- _Task details_
Leaving out all images, write out the records that follow exactly.

- _Given records_
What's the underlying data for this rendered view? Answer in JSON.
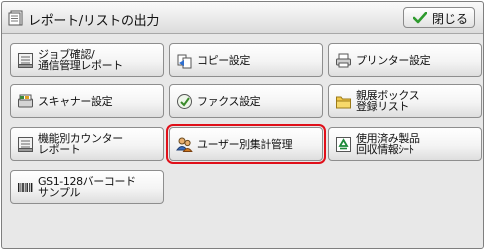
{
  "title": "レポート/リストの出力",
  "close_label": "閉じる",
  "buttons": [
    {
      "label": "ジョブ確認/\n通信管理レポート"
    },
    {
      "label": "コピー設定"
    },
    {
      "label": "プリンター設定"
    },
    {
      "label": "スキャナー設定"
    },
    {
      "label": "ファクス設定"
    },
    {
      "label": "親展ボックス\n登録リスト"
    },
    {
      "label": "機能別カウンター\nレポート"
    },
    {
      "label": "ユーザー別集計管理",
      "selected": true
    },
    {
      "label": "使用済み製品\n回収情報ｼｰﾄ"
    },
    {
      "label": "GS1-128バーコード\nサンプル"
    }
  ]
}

- _Output for this task_
What's the underlying data for this rendered view? Answer in JSON.
{
  "title": "レポート/リストの出力",
  "close_label": "閉じる",
  "buttons": [
    {
      "label": "ジョブ確認/\n通信管理レポート"
    },
    {
      "label": "コピー設定"
    },
    {
      "label": "プリンター設定"
    },
    {
      "label": "スキャナー設定"
    },
    {
      "label": "ファクス設定"
    },
    {
      "label": "親展ボックス\n登録リスト"
    },
    {
      "label": "機能別カウンター\nレポート"
    },
    {
      "label": "ユーザー別集計管理",
      "selected": true
    },
    {
      "label": "使用済み製品\n回収情報ｼｰﾄ"
    },
    {
      "label": "GS1-128バーコード\nサンプル"
    }
  ]
}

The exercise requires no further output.